### Written request
Reproduce every record below exactly as written, leaving out any pictures.

### Data to process
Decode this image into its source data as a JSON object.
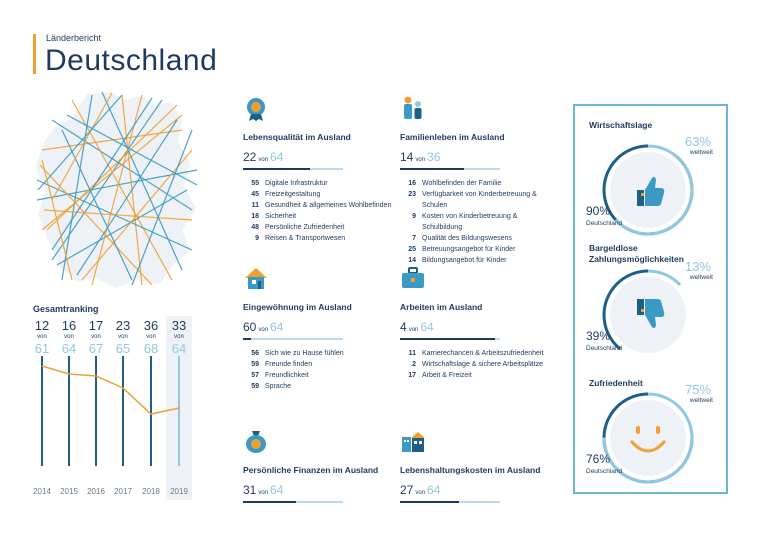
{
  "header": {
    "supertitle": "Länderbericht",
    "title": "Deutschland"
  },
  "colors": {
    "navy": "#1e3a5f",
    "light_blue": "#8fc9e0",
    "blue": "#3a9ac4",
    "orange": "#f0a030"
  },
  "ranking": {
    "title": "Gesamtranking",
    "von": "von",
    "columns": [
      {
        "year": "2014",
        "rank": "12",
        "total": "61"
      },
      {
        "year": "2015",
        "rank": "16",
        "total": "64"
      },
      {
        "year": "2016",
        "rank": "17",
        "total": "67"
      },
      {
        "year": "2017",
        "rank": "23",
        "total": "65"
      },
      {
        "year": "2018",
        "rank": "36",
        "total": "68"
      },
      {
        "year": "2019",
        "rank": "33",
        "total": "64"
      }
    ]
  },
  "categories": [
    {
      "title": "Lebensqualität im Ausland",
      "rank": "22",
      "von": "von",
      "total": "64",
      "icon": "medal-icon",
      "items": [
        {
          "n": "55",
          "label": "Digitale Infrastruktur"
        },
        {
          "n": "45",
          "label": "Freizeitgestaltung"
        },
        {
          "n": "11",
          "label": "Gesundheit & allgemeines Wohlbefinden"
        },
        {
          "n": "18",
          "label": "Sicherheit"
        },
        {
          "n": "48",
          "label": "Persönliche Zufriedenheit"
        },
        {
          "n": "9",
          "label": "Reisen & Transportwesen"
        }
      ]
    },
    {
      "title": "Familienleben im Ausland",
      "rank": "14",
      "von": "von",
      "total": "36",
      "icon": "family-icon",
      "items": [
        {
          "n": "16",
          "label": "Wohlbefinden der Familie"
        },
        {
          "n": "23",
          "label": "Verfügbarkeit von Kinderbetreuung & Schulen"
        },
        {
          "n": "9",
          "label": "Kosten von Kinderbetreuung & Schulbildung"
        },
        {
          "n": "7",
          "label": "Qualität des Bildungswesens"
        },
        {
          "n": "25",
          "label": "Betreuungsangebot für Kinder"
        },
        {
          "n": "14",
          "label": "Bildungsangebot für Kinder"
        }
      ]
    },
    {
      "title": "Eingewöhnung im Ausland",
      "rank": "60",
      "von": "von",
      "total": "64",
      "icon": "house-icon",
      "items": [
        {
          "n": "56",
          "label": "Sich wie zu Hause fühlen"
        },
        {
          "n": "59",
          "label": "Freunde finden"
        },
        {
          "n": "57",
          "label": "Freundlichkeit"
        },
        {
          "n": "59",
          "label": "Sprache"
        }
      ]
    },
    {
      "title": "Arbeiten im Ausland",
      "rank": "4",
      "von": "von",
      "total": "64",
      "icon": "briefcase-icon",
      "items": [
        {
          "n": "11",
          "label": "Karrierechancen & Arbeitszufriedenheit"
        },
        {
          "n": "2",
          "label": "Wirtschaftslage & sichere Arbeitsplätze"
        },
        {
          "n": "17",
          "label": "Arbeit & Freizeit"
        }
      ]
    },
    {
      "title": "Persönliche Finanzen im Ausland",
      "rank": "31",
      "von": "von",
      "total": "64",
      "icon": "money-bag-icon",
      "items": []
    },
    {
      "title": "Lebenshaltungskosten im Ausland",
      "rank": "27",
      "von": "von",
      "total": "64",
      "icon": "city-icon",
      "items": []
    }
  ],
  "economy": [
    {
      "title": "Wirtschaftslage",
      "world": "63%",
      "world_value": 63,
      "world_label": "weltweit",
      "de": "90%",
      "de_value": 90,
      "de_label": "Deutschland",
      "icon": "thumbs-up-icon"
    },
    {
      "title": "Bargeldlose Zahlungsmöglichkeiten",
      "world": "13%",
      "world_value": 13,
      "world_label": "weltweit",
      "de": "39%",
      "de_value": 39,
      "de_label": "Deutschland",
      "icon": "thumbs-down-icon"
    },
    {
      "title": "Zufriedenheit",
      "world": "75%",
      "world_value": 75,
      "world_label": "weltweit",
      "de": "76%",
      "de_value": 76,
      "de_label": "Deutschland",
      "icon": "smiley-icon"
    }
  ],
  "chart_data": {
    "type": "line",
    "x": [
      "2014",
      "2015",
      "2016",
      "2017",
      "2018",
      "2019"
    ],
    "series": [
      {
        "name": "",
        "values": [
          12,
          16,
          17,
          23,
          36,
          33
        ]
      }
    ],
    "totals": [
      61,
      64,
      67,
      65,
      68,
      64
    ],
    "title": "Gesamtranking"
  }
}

### Expected answer
Decode this image into its source data as a JSON object.
{
  "header": {
    "supertitle": "Länderbericht",
    "title": "Deutschland"
  },
  "colors": {
    "navy": "#1e3a5f",
    "light_blue": "#8fc9e0",
    "blue": "#3a9ac4",
    "orange": "#f0a030"
  },
  "ranking": {
    "title": "Gesamtranking",
    "von": "von",
    "columns": [
      {
        "year": "2014",
        "rank": "12",
        "total": "61"
      },
      {
        "year": "2015",
        "rank": "16",
        "total": "64"
      },
      {
        "year": "2016",
        "rank": "17",
        "total": "67"
      },
      {
        "year": "2017",
        "rank": "23",
        "total": "65"
      },
      {
        "year": "2018",
        "rank": "36",
        "total": "68"
      },
      {
        "year": "2019",
        "rank": "33",
        "total": "64"
      }
    ]
  },
  "categories": [
    {
      "title": "Lebensqualität im Ausland",
      "rank": "22",
      "von": "von",
      "total": "64",
      "icon": "medal-icon",
      "items": [
        {
          "n": "55",
          "label": "Digitale Infrastruktur"
        },
        {
          "n": "45",
          "label": "Freizeitgestaltung"
        },
        {
          "n": "11",
          "label": "Gesundheit & allgemeines Wohlbefinden"
        },
        {
          "n": "18",
          "label": "Sicherheit"
        },
        {
          "n": "48",
          "label": "Persönliche Zufriedenheit"
        },
        {
          "n": "9",
          "label": "Reisen & Transportwesen"
        }
      ]
    },
    {
      "title": "Familienleben im Ausland",
      "rank": "14",
      "von": "von",
      "total": "36",
      "icon": "family-icon",
      "items": [
        {
          "n": "16",
          "label": "Wohlbefinden der Familie"
        },
        {
          "n": "23",
          "label": "Verfügbarkeit von Kinderbetreuung & Schulen"
        },
        {
          "n": "9",
          "label": "Kosten von Kinderbetreuung & Schulbildung"
        },
        {
          "n": "7",
          "label": "Qualität des Bildungswesens"
        },
        {
          "n": "25",
          "label": "Betreuungsangebot für Kinder"
        },
        {
          "n": "14",
          "label": "Bildungsangebot für Kinder"
        }
      ]
    },
    {
      "title": "Eingewöhnung im Ausland",
      "rank": "60",
      "von": "von",
      "total": "64",
      "icon": "house-icon",
      "items": [
        {
          "n": "56",
          "label": "Sich wie zu Hause fühlen"
        },
        {
          "n": "59",
          "label": "Freunde finden"
        },
        {
          "n": "57",
          "label": "Freundlichkeit"
        },
        {
          "n": "59",
          "label": "Sprache"
        }
      ]
    },
    {
      "title": "Arbeiten im Ausland",
      "rank": "4",
      "von": "von",
      "total": "64",
      "icon": "briefcase-icon",
      "items": [
        {
          "n": "11",
          "label": "Karrierechancen & Arbeitszufriedenheit"
        },
        {
          "n": "2",
          "label": "Wirtschaftslage & sichere Arbeitsplätze"
        },
        {
          "n": "17",
          "label": "Arbeit & Freizeit"
        }
      ]
    },
    {
      "title": "Persönliche Finanzen im Ausland",
      "rank": "31",
      "von": "von",
      "total": "64",
      "icon": "money-bag-icon",
      "items": []
    },
    {
      "title": "Lebenshaltungskosten im Ausland",
      "rank": "27",
      "von": "von",
      "total": "64",
      "icon": "city-icon",
      "items": []
    }
  ],
  "economy": [
    {
      "title": "Wirtschaftslage",
      "world": "63%",
      "world_value": 63,
      "world_label": "weltweit",
      "de": "90%",
      "de_value": 90,
      "de_label": "Deutschland",
      "icon": "thumbs-up-icon"
    },
    {
      "title": "Bargeldlose Zahlungsmöglichkeiten",
      "world": "13%",
      "world_value": 13,
      "world_label": "weltweit",
      "de": "39%",
      "de_value": 39,
      "de_label": "Deutschland",
      "icon": "thumbs-down-icon"
    },
    {
      "title": "Zufriedenheit",
      "world": "75%",
      "world_value": 75,
      "world_label": "weltweit",
      "de": "76%",
      "de_value": 76,
      "de_label": "Deutschland",
      "icon": "smiley-icon"
    }
  ],
  "chart_data": {
    "type": "line",
    "x": [
      "2014",
      "2015",
      "2016",
      "2017",
      "2018",
      "2019"
    ],
    "series": [
      {
        "name": "",
        "values": [
          12,
          16,
          17,
          23,
          36,
          33
        ]
      }
    ],
    "totals": [
      61,
      64,
      67,
      65,
      68,
      64
    ],
    "title": "Gesamtranking"
  }
}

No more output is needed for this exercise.